--- start of RECORDS SHOWN ---
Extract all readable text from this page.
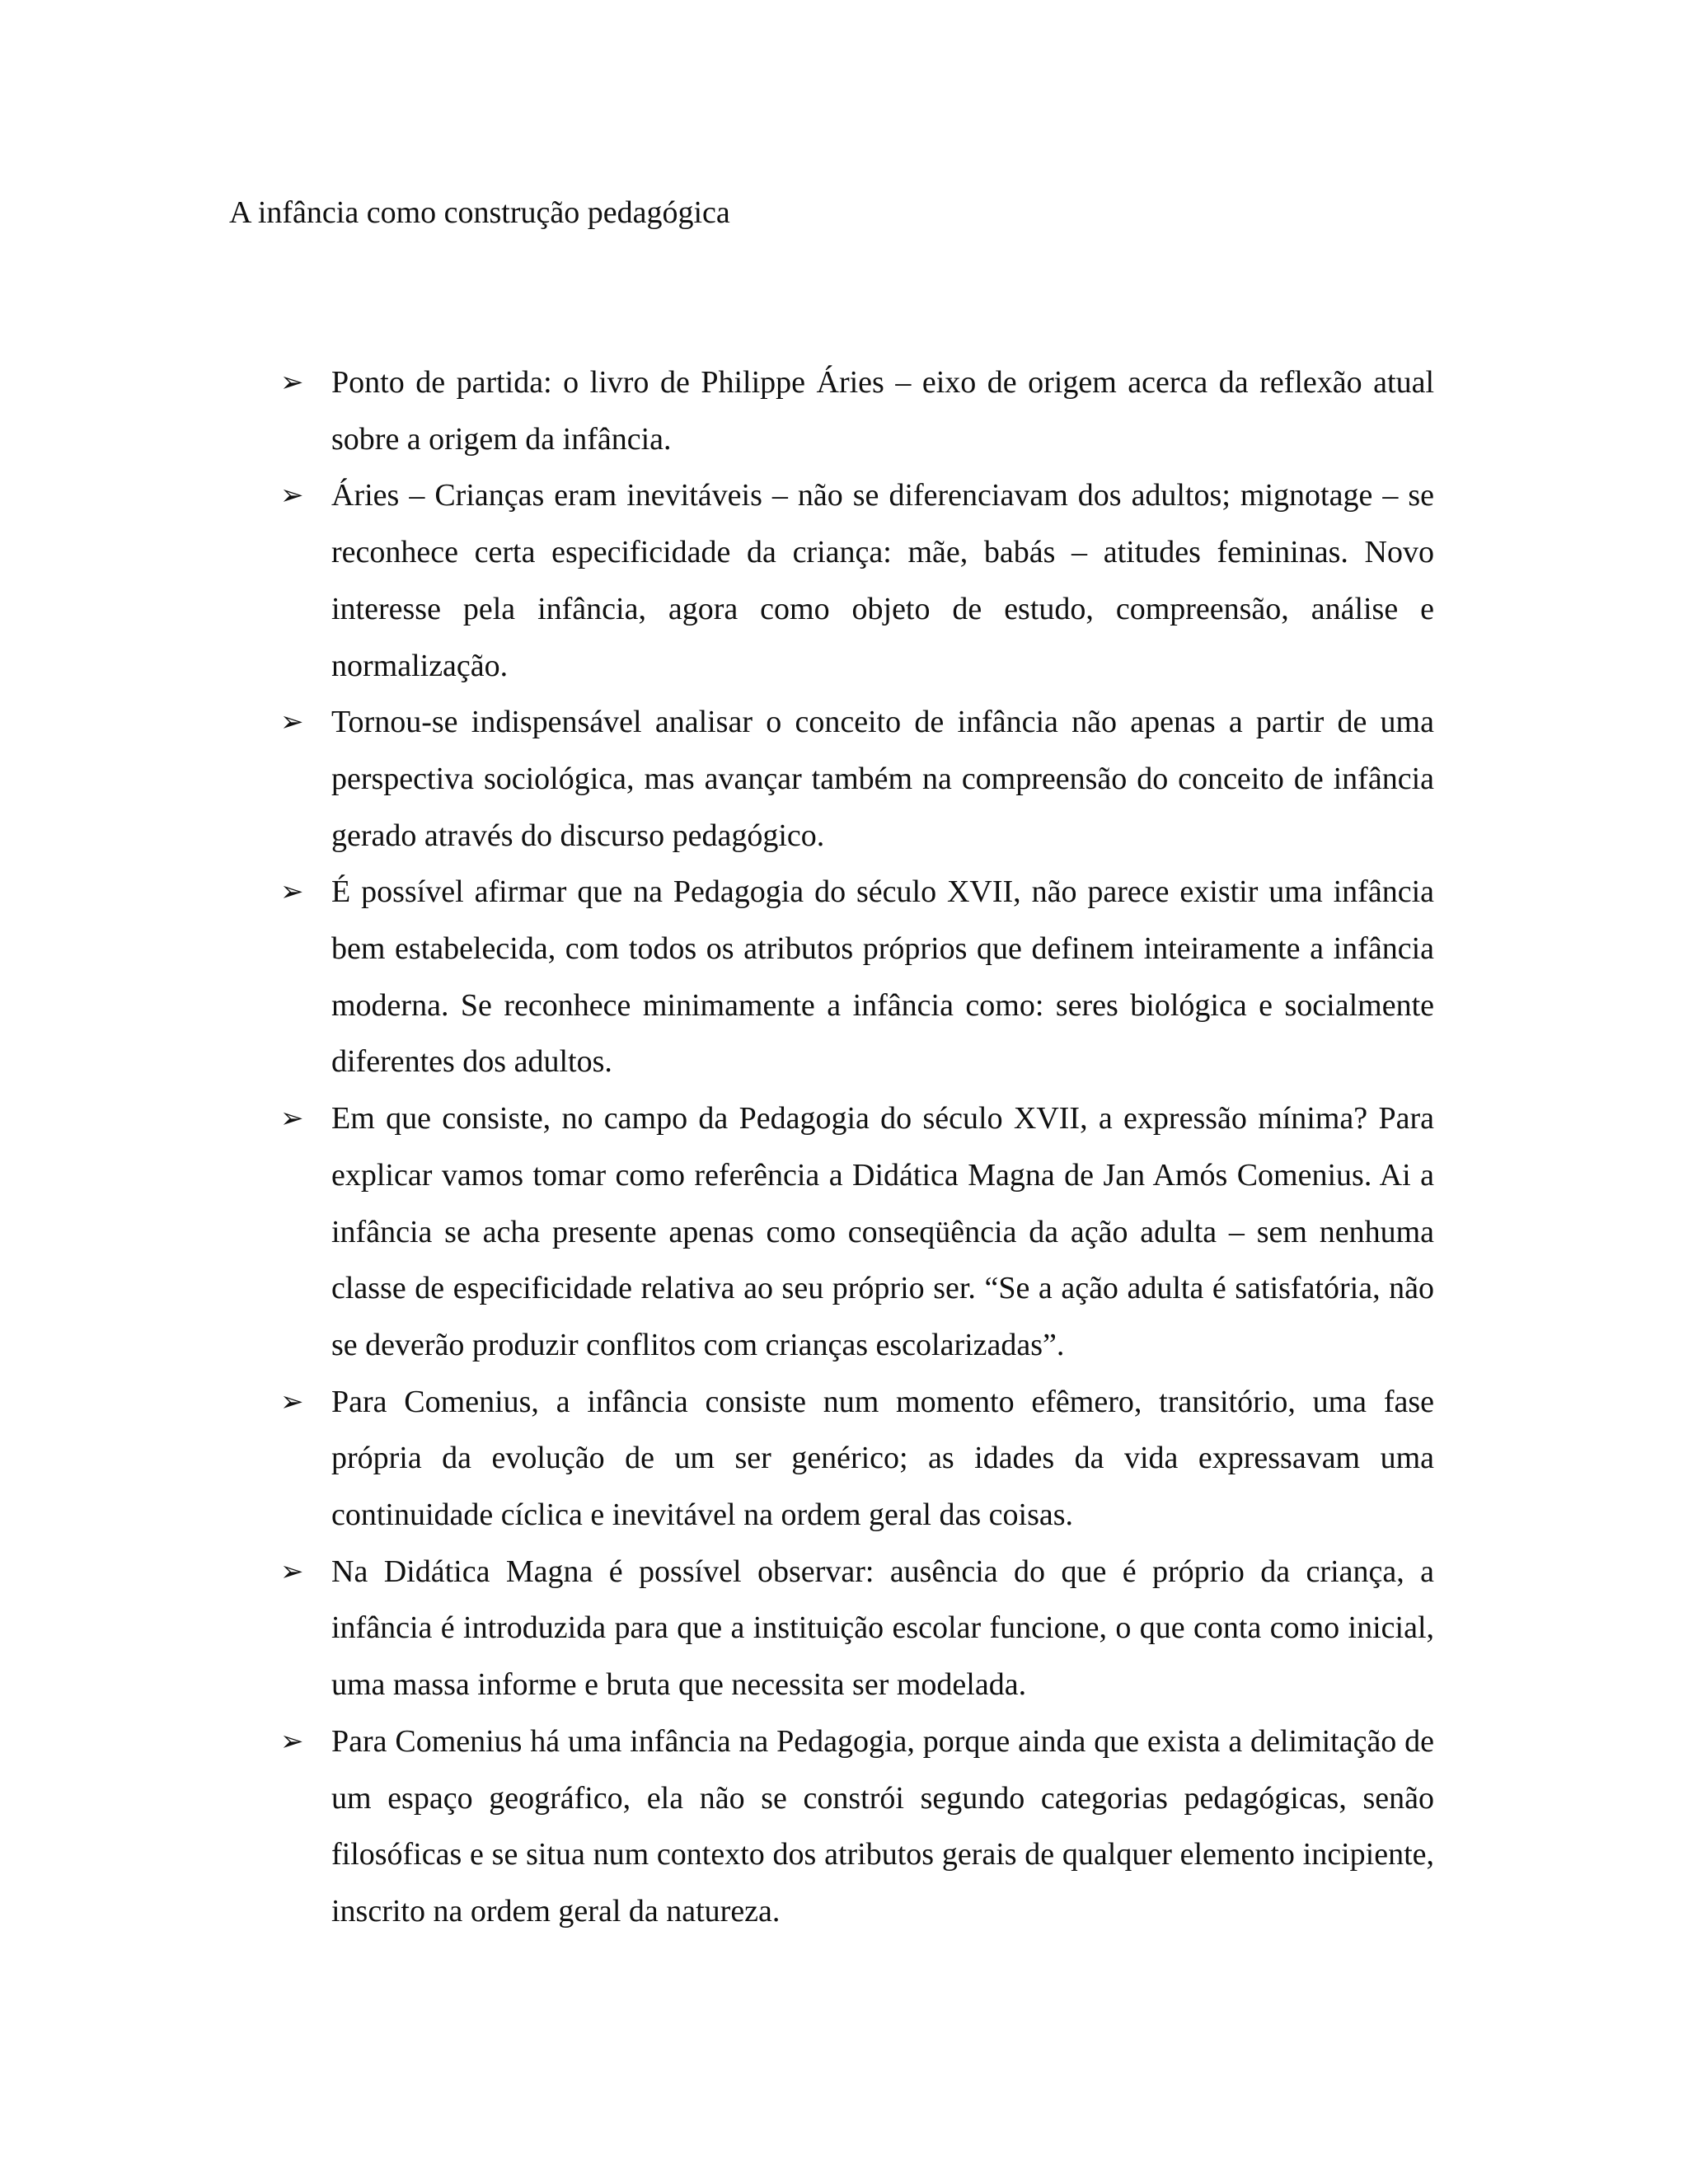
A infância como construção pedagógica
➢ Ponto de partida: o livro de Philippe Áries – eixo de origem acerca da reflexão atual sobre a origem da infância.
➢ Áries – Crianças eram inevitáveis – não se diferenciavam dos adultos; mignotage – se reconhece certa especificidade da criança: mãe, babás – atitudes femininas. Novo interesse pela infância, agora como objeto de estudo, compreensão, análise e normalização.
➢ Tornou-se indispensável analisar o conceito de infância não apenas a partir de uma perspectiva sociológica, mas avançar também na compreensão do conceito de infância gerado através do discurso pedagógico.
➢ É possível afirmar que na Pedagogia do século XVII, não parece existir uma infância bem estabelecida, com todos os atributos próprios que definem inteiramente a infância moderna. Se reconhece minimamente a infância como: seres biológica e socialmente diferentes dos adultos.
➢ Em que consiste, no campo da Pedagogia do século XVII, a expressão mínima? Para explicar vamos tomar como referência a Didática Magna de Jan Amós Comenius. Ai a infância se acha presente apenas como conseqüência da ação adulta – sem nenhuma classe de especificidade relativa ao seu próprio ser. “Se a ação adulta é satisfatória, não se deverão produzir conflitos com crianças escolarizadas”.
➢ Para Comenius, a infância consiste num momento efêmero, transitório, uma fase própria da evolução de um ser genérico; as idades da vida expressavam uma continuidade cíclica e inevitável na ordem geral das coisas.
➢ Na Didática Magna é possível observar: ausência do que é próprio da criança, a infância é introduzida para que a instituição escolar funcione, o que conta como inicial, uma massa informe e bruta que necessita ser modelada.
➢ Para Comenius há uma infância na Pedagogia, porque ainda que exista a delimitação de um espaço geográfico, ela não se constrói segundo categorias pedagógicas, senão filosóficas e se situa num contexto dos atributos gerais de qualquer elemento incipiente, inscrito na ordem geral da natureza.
--- end of RECORDS SHOWN ---
--- start of RECORDS SHOWN ---
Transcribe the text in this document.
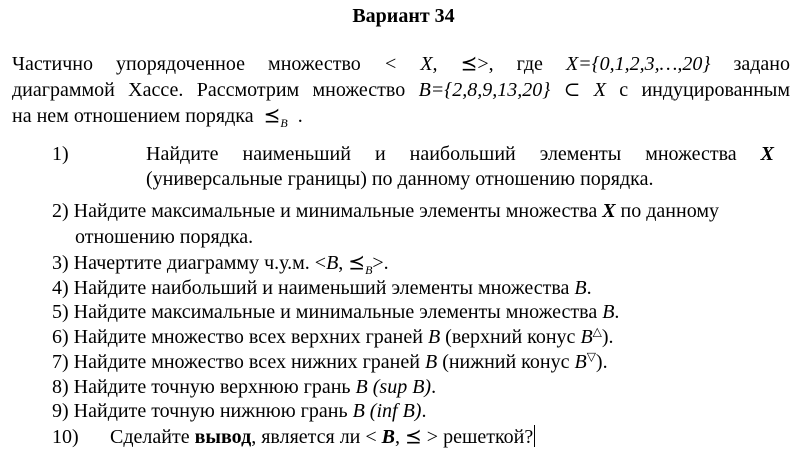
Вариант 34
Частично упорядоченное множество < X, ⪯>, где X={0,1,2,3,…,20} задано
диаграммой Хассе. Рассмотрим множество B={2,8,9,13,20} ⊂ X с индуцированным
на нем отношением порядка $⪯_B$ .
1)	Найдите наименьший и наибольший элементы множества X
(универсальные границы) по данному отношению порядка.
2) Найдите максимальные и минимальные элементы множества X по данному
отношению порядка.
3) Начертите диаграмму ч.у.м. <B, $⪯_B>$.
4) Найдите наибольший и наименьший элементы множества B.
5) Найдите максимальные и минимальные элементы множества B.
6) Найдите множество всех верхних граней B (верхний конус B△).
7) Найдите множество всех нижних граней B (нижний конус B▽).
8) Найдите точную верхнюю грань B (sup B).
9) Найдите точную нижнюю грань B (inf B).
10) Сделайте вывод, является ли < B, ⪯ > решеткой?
--- end of RECORDS SHOWN ---
--- start of RECORDS SHOWN ---
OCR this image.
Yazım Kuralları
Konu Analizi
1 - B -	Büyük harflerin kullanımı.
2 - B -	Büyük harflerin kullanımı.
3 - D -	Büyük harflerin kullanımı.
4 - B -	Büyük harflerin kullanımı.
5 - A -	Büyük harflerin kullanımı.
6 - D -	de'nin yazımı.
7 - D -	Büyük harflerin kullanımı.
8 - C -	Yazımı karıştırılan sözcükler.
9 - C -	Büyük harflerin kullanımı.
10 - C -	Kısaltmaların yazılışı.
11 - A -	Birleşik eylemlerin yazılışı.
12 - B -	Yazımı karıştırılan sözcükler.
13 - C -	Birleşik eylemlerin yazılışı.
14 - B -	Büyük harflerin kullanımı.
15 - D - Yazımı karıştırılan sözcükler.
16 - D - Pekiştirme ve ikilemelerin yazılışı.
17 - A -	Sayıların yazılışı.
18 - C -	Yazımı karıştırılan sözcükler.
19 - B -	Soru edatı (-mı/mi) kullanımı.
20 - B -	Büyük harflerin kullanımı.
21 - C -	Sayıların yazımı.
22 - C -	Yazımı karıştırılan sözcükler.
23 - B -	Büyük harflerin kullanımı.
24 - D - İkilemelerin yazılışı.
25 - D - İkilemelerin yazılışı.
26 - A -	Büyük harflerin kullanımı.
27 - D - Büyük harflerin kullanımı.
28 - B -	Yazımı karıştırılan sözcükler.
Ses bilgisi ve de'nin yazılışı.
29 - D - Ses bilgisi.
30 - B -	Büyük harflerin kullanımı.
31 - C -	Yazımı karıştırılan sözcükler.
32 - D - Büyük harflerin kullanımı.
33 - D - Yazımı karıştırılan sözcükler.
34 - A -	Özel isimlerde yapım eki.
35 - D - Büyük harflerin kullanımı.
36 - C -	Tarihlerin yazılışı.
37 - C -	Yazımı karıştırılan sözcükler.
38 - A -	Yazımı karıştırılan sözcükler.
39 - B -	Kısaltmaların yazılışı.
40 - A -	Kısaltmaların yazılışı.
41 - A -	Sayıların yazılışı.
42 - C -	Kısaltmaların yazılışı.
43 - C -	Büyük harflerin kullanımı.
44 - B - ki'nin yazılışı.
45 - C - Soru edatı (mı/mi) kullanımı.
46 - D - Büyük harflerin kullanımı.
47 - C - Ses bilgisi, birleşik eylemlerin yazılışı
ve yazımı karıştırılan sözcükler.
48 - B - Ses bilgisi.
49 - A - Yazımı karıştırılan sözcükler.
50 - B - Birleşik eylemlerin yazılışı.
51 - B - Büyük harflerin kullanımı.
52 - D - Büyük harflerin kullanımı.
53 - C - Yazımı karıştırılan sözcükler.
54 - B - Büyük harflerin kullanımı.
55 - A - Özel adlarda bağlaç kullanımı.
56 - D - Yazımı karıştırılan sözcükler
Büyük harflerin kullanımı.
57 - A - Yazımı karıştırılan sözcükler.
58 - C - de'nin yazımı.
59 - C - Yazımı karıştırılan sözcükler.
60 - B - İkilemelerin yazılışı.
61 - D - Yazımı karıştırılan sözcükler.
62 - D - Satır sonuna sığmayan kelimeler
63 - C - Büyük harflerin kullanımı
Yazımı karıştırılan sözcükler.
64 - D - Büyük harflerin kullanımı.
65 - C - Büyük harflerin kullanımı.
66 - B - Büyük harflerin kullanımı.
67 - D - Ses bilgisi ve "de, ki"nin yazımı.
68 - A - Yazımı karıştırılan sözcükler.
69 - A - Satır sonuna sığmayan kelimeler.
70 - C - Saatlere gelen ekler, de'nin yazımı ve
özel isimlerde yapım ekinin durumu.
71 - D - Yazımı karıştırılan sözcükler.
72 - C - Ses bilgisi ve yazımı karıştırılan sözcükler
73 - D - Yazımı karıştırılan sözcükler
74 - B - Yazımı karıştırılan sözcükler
--- end of RECORDS SHOWN ---
__REQUIRED WORK__:
Reply with one number only: how many lines of the listing hold "Magna"?

__TASK OUTPUT__:
2